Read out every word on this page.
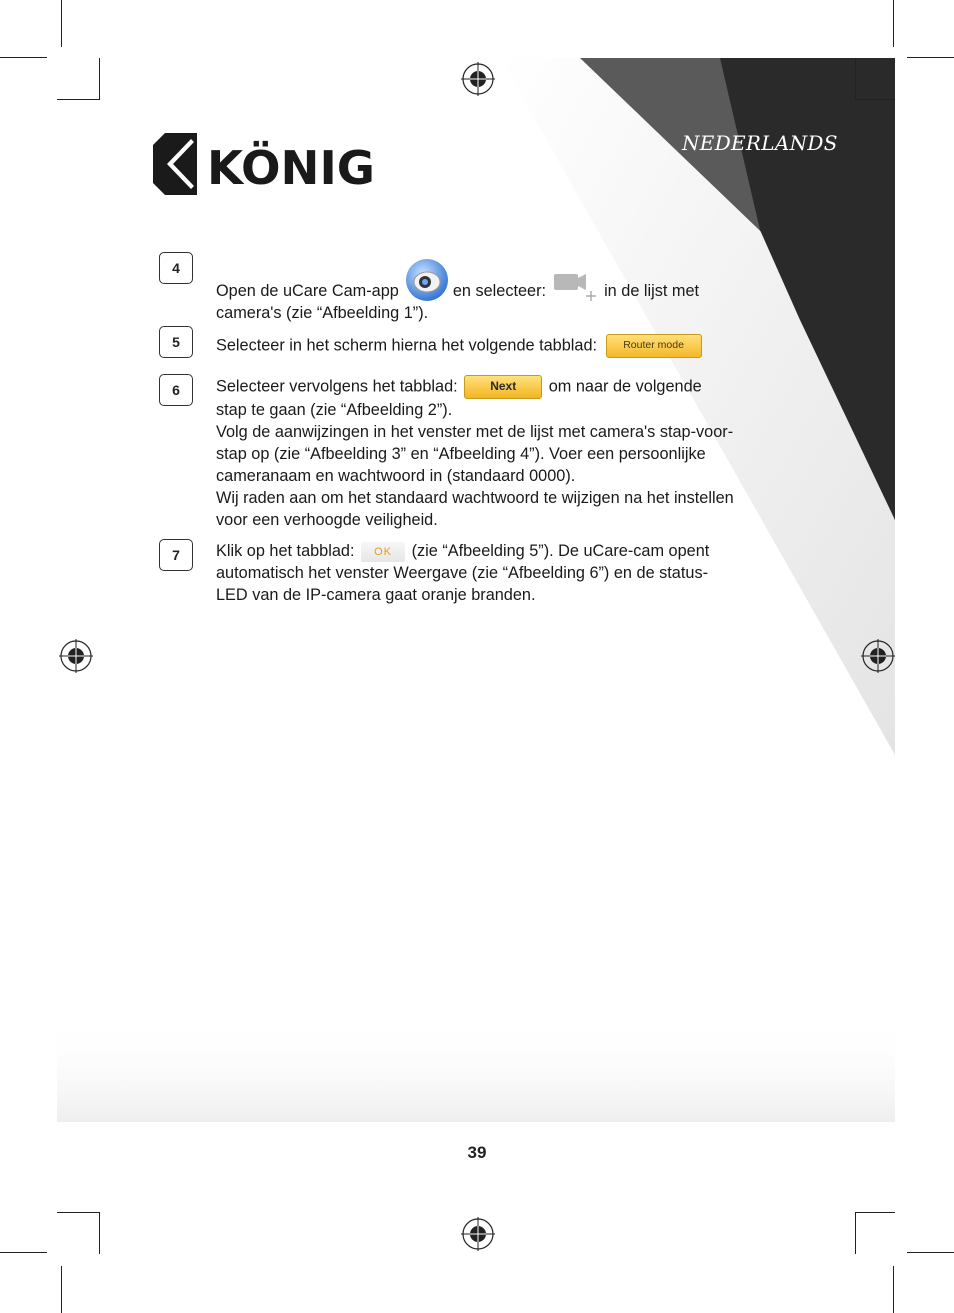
KÖNIG	NEDERLANDS
4

Open de uCare Cam-app	en selecteer:	in de lijst met camera's (zie “Afbeelding 1”).

5	Selecteer in het scherm hierna het volgende tabblad: Router mode

6	Selecteer vervolgens het tabblad:	Next om naar de volgende stap te gaan (zie “Afbeelding 2”).

Volg de aanwijzingen in het venster met de lijst met camera's stap-voor-stap op (zie “Afbeelding 3” en “Afbeelding 4”). Voer een persoonlijke cameranaam en wachtwoord in (standaard 0000).

Wij raden aan om het standaard wachtwoord te wijzigen na het instellen voor een verhoogde veiligheid.

7	Klik op het tabblad: OK (zie “Afbeelding 5”). De uCare-cam opent automatisch het venster Weergave (zie “Afbeelding 6”) en de status-LED van de IP-camera gaat oranje branden.

39
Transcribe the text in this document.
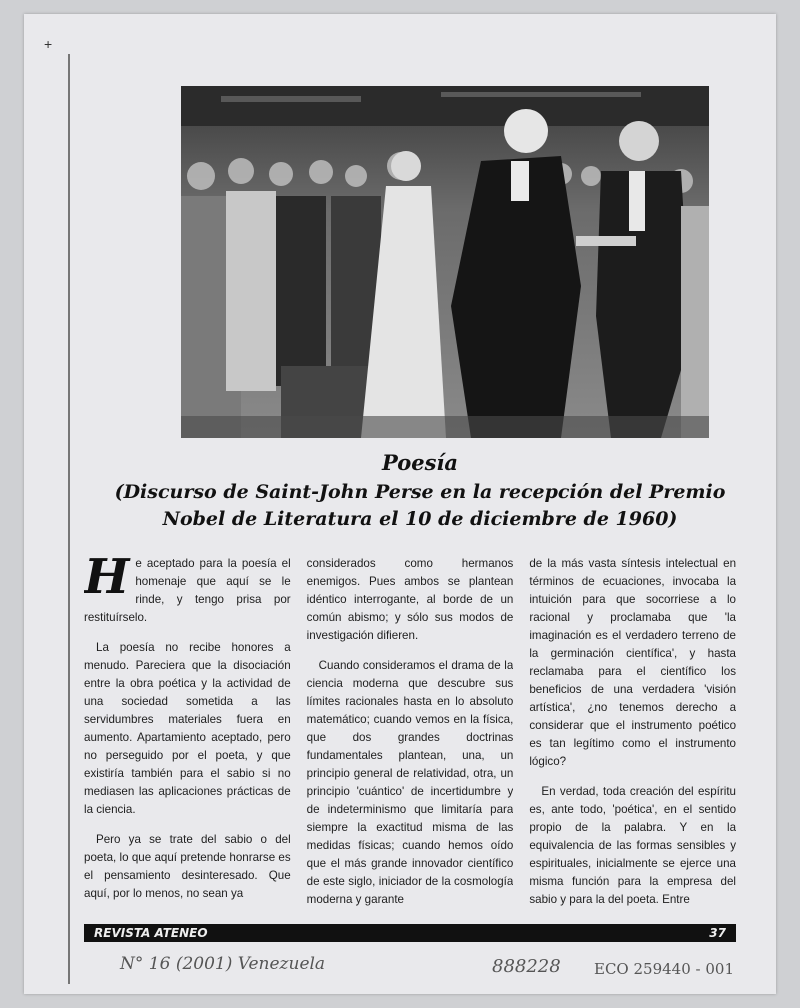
+
Poesía
(Discurso de Saint-John Perse en la recepción del Premio
Nobel de Literatura el 10 de diciembre de 1960)

He aceptado para la poesía el homenaje que aquí se le rinde, y tengo prisa por restituírselo.

La poesía no recibe honores a menudo. Pareciera que la disociación entre la obra poética y la actividad de una sociedad sometida a las servidumbres materiales fuera en aumento. Apartamiento aceptado, pero no perseguido por el poeta, y que existiría también para el sabio si no mediasen las aplicaciones prácticas de la ciencia.

Pero ya se trate del sabio o del poeta, lo que aquí pretende honrarse es el pensamiento desinteresado. Que aquí, por lo menos, no sean ya

considerados como hermanos enemigos. Pues ambos se plantean idéntico interrogante, al borde de un común abismo; y sólo sus modos de investigación difieren.

Cuando consideramos el drama de la ciencia moderna que descubre sus límites racionales hasta en lo absoluto matemático; cuando vemos en la física, que dos grandes doctrinas fundamentales plantean, una, un principio general de relatividad, otra, un principio 'cuántico' de incertidumbre y de indeterminismo que limitaría para siempre la exactitud misma de las medidas físicas; cuando hemos oído que el más grande innovador científico de este siglo, iniciador de la cosmología moderna y garante

de la más vasta síntesis intelectual en términos de ecuaciones, invocaba la intuición para que socorriese a lo racional y proclamaba que 'la imaginación es el verdadero terreno de la germinación científica', y hasta reclamaba para el científico los beneficios de una verdadera 'visión artística', ¿no tenemos derecho a considerar que el instrumento poético es tan legítimo como el instrumento lógico?

En verdad, toda creación del espíritu es, ante todo, 'poética', en el sentido propio de la palabra. Y en la equivalencia de las formas sensibles y espirituales, inicialmente se ejerce una misma función para la empresa del sabio y para la del poeta. Entre

REVISTA ATENEO	37
N° 16 (2001) Venezuela	888228 ECO 259440 - 001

-------

**Direction:** List the lines of the entries that include "aceptado".

**Written solution:**
He aceptado para la poesía el homenaje que aquí se le rinde, y tengo prisa por restituírselo.
La poesía no recibe honores a menudo. Pareciera que la disociación entre la obra poética y la actividad de una sociedad sometida a las servidumbres materiales fuera en aumento. Apartamiento aceptado, pero no perseguido por el poeta, y que existiría también para el sabio si no mediasen las aplicaciones prácticas de la ciencia.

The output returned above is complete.